Archive for October 1st, 2007

Near field communications, high tech and village banking in India

Monday, October 1st, 2007

Read an interesting story by EDN executive Ron Wilson about technology fitting serendipitously in developing countries.
 

NXP’s NFC (Near Field Communications) technology, the underlying technology of its contactless SmartCard MIFARE product was primarily targeted for subway ticketing and the like.
 

And it has found a market in rural India – in a high tech village banking scheme!
 

India has several villages which do not have a local bankbranch – the meager cash flow does not provide adequate return on capital to justify establishing a branch. Enter NXP – a trained villager with a cell phone handset with NFC and fingerprint scan capability acts as a lone banker. Authorization and authentication is provided by the swiping the client villager’s smart card and swiping his finger. Transaction takes place by dialing the central bank through the handset and records are updated on the smart card.
 

Everyone benefits – The village gets banking and NXP gets the market!
 

Do read the complete article

CSSP: A new cross road in chip evolution

Monday, October 1st, 2007

In his editor’s note, Majeed Ahmed of EETimes, Asia comments on CSSP (Customer Specific Standard Product) as an interesting turn point.

 

QuickLogic has broken from its FPGA past (hard time competing with the Coke and Pepsi of FPGA world i.e. Xilinx and Altera) by coming out with CSSP – an alternative design solution integrating the “application specific” functions (akin to ASSP) while incorporating a programmable fabric which allows additional “customer specific” functionality for flexibility and differentiation.

 

It is indeed a mutation in the semiconductor fabric, as pointed out by Majeed and a step towards trying to address the increasing challenges of the market. However I see it is another variant of the structured ASIC technology; trying to get a foothold between flexibility and cost plus time to market

 

…. and too early to term it as a new cross road in chip evolution.

THE TASK> Please list every company in the blog archive text that is tied to FPGAs, either by its past or as a maker in that market.

Collected data entries>
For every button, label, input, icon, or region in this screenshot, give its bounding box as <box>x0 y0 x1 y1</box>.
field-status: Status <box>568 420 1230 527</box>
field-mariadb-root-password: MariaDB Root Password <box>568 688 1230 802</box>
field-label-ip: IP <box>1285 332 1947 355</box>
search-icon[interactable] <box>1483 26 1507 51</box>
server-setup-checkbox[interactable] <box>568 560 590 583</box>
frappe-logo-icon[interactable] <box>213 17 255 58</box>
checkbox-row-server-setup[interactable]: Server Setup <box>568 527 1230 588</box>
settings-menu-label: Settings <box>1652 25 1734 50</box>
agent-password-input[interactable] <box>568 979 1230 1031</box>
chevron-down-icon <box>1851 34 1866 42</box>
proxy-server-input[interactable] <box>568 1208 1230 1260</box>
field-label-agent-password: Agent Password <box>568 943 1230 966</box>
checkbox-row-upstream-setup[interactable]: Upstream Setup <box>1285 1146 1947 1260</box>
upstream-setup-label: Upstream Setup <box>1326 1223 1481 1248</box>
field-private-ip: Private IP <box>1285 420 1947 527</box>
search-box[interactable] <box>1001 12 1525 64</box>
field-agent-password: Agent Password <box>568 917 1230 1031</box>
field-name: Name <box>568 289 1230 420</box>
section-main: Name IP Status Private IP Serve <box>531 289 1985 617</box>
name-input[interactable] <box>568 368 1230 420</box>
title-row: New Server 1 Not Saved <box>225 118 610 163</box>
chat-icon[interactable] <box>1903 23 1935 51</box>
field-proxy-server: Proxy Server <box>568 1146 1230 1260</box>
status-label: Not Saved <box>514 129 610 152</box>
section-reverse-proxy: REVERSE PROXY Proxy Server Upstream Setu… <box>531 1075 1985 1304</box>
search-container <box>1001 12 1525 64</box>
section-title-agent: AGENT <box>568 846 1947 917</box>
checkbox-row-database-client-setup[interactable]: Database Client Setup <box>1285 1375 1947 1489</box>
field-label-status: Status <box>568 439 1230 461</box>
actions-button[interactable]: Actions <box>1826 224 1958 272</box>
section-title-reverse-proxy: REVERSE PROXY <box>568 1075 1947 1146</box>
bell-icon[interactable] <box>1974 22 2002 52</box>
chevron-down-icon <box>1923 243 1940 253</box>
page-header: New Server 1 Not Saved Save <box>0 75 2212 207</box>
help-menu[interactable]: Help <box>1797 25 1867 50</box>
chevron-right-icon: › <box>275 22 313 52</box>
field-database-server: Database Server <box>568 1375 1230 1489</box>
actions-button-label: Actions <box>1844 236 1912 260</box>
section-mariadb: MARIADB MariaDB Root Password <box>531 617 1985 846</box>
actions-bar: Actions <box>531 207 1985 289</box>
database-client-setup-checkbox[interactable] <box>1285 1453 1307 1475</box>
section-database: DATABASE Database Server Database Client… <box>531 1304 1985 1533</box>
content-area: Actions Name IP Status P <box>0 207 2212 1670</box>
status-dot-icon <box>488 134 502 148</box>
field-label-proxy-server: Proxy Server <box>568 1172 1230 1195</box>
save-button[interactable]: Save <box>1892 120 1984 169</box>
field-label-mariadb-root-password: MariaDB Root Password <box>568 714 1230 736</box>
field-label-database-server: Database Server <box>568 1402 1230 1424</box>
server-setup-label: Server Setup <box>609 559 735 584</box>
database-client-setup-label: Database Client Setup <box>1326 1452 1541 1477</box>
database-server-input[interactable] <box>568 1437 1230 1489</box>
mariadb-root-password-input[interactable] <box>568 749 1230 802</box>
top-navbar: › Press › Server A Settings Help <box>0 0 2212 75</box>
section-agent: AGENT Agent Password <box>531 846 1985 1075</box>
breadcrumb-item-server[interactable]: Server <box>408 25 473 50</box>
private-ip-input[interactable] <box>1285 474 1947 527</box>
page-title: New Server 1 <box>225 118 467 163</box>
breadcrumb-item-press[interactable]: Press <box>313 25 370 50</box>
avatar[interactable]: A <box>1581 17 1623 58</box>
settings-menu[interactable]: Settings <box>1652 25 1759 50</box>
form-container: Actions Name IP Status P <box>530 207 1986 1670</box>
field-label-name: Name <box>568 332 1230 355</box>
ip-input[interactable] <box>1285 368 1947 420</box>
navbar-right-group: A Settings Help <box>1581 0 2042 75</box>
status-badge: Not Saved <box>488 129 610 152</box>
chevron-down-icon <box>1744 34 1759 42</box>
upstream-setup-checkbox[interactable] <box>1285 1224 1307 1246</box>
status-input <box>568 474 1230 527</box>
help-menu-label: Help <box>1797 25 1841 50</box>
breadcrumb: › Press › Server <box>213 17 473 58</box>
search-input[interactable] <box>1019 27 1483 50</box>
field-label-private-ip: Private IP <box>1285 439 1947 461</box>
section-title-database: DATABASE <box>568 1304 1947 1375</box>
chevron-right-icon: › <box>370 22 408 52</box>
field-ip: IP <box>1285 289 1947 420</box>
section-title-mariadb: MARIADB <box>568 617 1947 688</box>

ANSWER SPACE> QuickLogic, Xilinx, Altera